◆ Material shown ◆

^^^^^^^^^^^^^^^^

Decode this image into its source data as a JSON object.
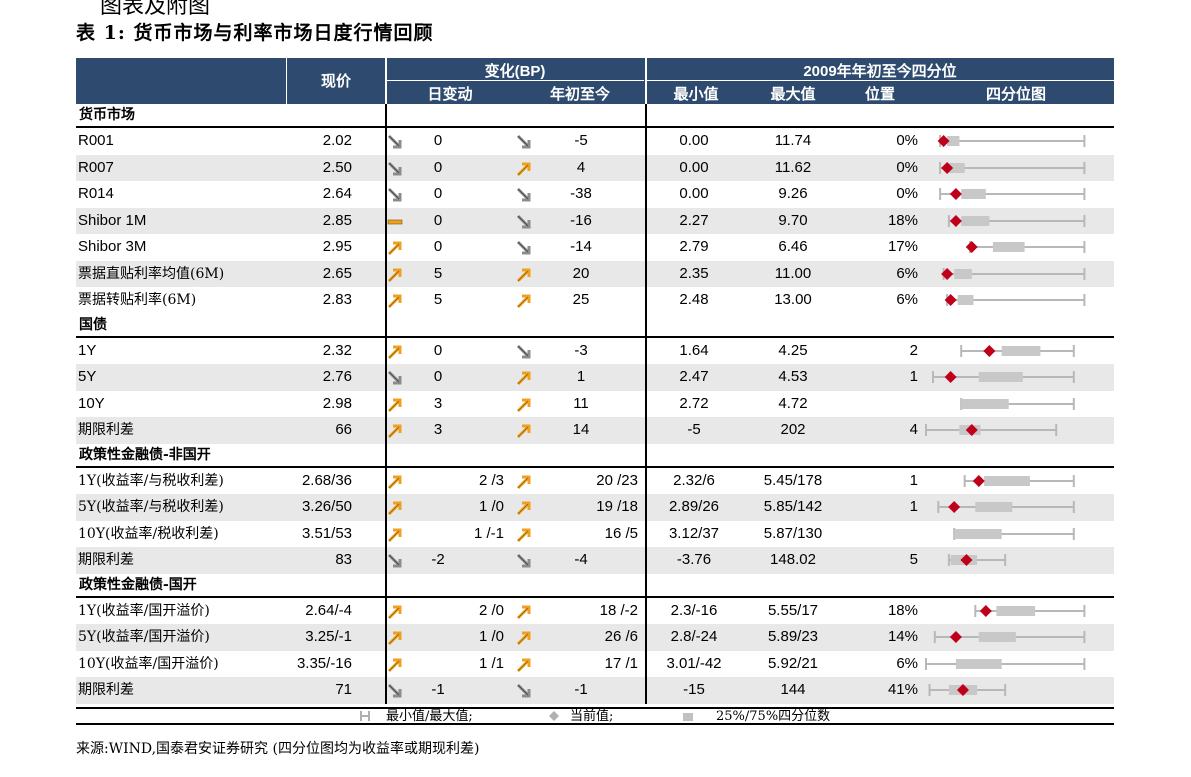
{
  "page": {
    "top_fragment": "图表及附图",
    "title": "表 1:  货币市场与利率市场日度行情回顾",
    "source": "来源:WIND,国泰君安证券研究      (四分位图均为收益率或期现利差)"
  },
  "header": {
    "price": "现价",
    "change_group": "变化(BP)",
    "change_day": "日变动",
    "change_ytd": "年初至今",
    "quartile_group": "2009年年初至今四分位",
    "min": "最小值",
    "max": "最大值",
    "position": "位置",
    "quartile_chart": "四分位图"
  },
  "colors": {
    "header_bg": "#2e4a6e",
    "row_alt": "#e8e8e8",
    "marker": "#c0001a",
    "box": "#c8c8c8",
    "whisker": "#b0b0b0",
    "arrow_up": "#f0a020",
    "arrow_down": "#8c8c8c",
    "arrow_flat": "#f0a020"
  },
  "sections": [
    {
      "title": "货币市场",
      "rows": [
        {
          "label": "R001",
          "price": "2.02",
          "dir1": "down",
          "d1": "0",
          "dir2": "down",
          "d2": "-5",
          "min": "0.00",
          "max": "11.74",
          "pos": "0%",
          "bp": {
            "wl": 0.08,
            "q1": 0.12,
            "q3": 0.19,
            "wh": 0.9,
            "cur": 0.1
          }
        },
        {
          "label": "R007",
          "price": "2.50",
          "dir1": "down",
          "d1": "0",
          "dir2": "up",
          "d2": "4",
          "min": "0.00",
          "max": "11.62",
          "pos": "0%",
          "bp": {
            "wl": 0.08,
            "q1": 0.13,
            "q3": 0.22,
            "wh": 0.9,
            "cur": 0.12
          }
        },
        {
          "label": "R014",
          "price": "2.64",
          "dir1": "down",
          "d1": "0",
          "dir2": "down",
          "d2": "-38",
          "min": "0.00",
          "max": "9.26",
          "pos": "0%",
          "bp": {
            "wl": 0.08,
            "q1": 0.2,
            "q3": 0.34,
            "wh": 0.9,
            "cur": 0.17
          }
        },
        {
          "label": "Shibor 1M",
          "price": "2.85",
          "dir1": "flat",
          "d1": "0",
          "dir2": "down",
          "d2": "-16",
          "min": "2.27",
          "max": "9.70",
          "pos": "18%",
          "bp": {
            "wl": 0.13,
            "q1": 0.2,
            "q3": 0.36,
            "wh": 0.9,
            "cur": 0.17
          }
        },
        {
          "label": "Shibor 3M",
          "price": "2.95",
          "dir1": "up",
          "d1": "0",
          "dir2": "down",
          "d2": "-14",
          "min": "2.79",
          "max": "6.46",
          "pos": "17%",
          "bp": {
            "wl": 0.25,
            "q1": 0.38,
            "q3": 0.56,
            "wh": 0.9,
            "cur": 0.26
          }
        },
        {
          "label": "票据直贴利率均值(6M)",
          "price": "2.65",
          "dir1": "up",
          "d1": "5",
          "dir2": "up",
          "d2": "20",
          "min": "2.35",
          "max": "11.00",
          "pos": "6%",
          "bp": {
            "wl": 0.1,
            "q1": 0.16,
            "q3": 0.26,
            "wh": 0.9,
            "cur": 0.12
          }
        },
        {
          "label": "票据转贴利率(6M)",
          "price": "2.83",
          "dir1": "up",
          "d1": "5",
          "dir2": "up",
          "d2": "25",
          "min": "2.48",
          "max": "13.00",
          "pos": "6%",
          "bp": {
            "wl": 0.12,
            "q1": 0.18,
            "q3": 0.27,
            "wh": 0.9,
            "cur": 0.14
          }
        }
      ]
    },
    {
      "title": "国债",
      "rows": [
        {
          "label": "1Y",
          "price": "2.32",
          "dir1": "up",
          "d1": "0",
          "dir2": "down",
          "d2": "-3",
          "min": "1.64",
          "max": "4.25",
          "pos": "2",
          "bp": {
            "wl": 0.2,
            "q1": 0.43,
            "q3": 0.65,
            "wh": 0.84,
            "cur": 0.36
          }
        },
        {
          "label": "5Y",
          "price": "2.76",
          "dir1": "down",
          "d1": "0",
          "dir2": "up",
          "d2": "1",
          "min": "2.47",
          "max": "4.53",
          "pos": "1",
          "bp": {
            "wl": 0.04,
            "q1": 0.3,
            "q3": 0.55,
            "wh": 0.84,
            "cur": 0.14
          }
        },
        {
          "label": "10Y",
          "price": "2.98",
          "dir1": "up",
          "d1": "3",
          "dir2": "up",
          "d2": "11",
          "min": "2.72",
          "max": "4.72",
          "pos": "",
          "bp": {
            "wl": 0.2,
            "q1": 0.2,
            "q3": 0.47,
            "wh": 0.84,
            "cur": null
          }
        },
        {
          "label": "期限利差",
          "price": "66",
          "dir1": "up",
          "d1": "3",
          "dir2": "up",
          "d2": "14",
          "min": "-5",
          "max": "202",
          "pos": "4",
          "bp": {
            "wl": 0.0,
            "q1": 0.19,
            "q3": 0.31,
            "wh": 0.74,
            "cur": 0.26
          }
        }
      ]
    },
    {
      "title": "政策性金融债-非国开",
      "rows": [
        {
          "label": "1Y(收益率/与税收利差)",
          "price": "2.68/36",
          "dir1": "up",
          "d1": "2 /3",
          "dir2": "up",
          "d2": "20 /23",
          "min": "2.32/6",
          "max": "5.45/178",
          "pos": "1",
          "bp": {
            "wl": 0.22,
            "q1": 0.33,
            "q3": 0.59,
            "wh": 0.84,
            "cur": 0.3
          }
        },
        {
          "label": "5Y(收益率/与税收利差)",
          "price": "3.26/50",
          "dir1": "up",
          "d1": "1 /0",
          "dir2": "up",
          "d2": "19 /18",
          "min": "2.89/26",
          "max": "5.85/142",
          "pos": "1",
          "bp": {
            "wl": 0.07,
            "q1": 0.28,
            "q3": 0.49,
            "wh": 0.84,
            "cur": 0.16
          }
        },
        {
          "label": "10Y(收益率/税收利差)",
          "price": "3.51/53",
          "dir1": "up",
          "d1": "1 /-1",
          "dir2": "up",
          "d2": "16 /5",
          "min": "3.12/37",
          "max": "5.87/130",
          "pos": "",
          "bp": {
            "wl": 0.16,
            "q1": 0.16,
            "q3": 0.43,
            "wh": 0.84,
            "cur": null
          }
        },
        {
          "label": "期限利差",
          "price": "83",
          "dir1": "down",
          "d1": "-2",
          "dir2": "down",
          "d2": "-4",
          "min": "-3.76",
          "max": "148.02",
          "pos": "5",
          "bp": {
            "wl": 0.13,
            "q1": 0.14,
            "q3": 0.29,
            "wh": 0.45,
            "cur": 0.23
          }
        }
      ]
    },
    {
      "title": "政策性金融债-国开",
      "rows": [
        {
          "label": "1Y(收益率/国开溢价)",
          "price": "2.64/-4",
          "dir1": "up",
          "d1": "2 /0",
          "dir2": "up",
          "d2": "18 /-2",
          "min": "2.3/-16",
          "max": "5.55/17",
          "pos": "18%",
          "bp": {
            "wl": 0.28,
            "q1": 0.4,
            "q3": 0.62,
            "wh": 0.9,
            "cur": 0.34
          }
        },
        {
          "label": "5Y(收益率/国开溢价)",
          "price": "3.25/-1",
          "dir1": "up",
          "d1": "1 /0",
          "dir2": "up",
          "d2": "26 /6",
          "min": "2.8/-24",
          "max": "5.89/23",
          "pos": "14%",
          "bp": {
            "wl": 0.05,
            "q1": 0.3,
            "q3": 0.51,
            "wh": 0.9,
            "cur": 0.17
          }
        },
        {
          "label": "10Y(收益率/国开溢价)",
          "price": "3.35/-16",
          "dir1": "up",
          "d1": "1 /1",
          "dir2": "up",
          "d2": "17 /1",
          "min": "3.01/-42",
          "max": "5.92/21",
          "pos": "6%",
          "bp": {
            "wl": 0.0,
            "q1": 0.17,
            "q3": 0.43,
            "wh": 0.9,
            "cur": null
          }
        },
        {
          "label": "期限利差",
          "price": "71",
          "dir1": "down",
          "d1": "-1",
          "dir2": "down",
          "d2": "-1",
          "min": "-15",
          "max": "144",
          "pos": "41%",
          "bp": {
            "wl": 0.02,
            "q1": 0.13,
            "q3": 0.29,
            "wh": 0.45,
            "cur": 0.21
          }
        }
      ]
    }
  ],
  "legend": {
    "minmax": "最小值/最大值;",
    "current": "当前值;",
    "quartile": "25%/75%四分位数"
  }
}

^^^^^^^^^^^^^^^^

◆ What the task asks ◆
Where does the word "title" appear in the listing? List each line that holds it.

◆ Exercise response ◆
    "title": "表 1:  货币市场与利率市场日度行情回顾",
      "title": "货币市场",
      "title": "国债",
      "title": "政策性金融债-非国开",
      "title": "政策性金融债-国开",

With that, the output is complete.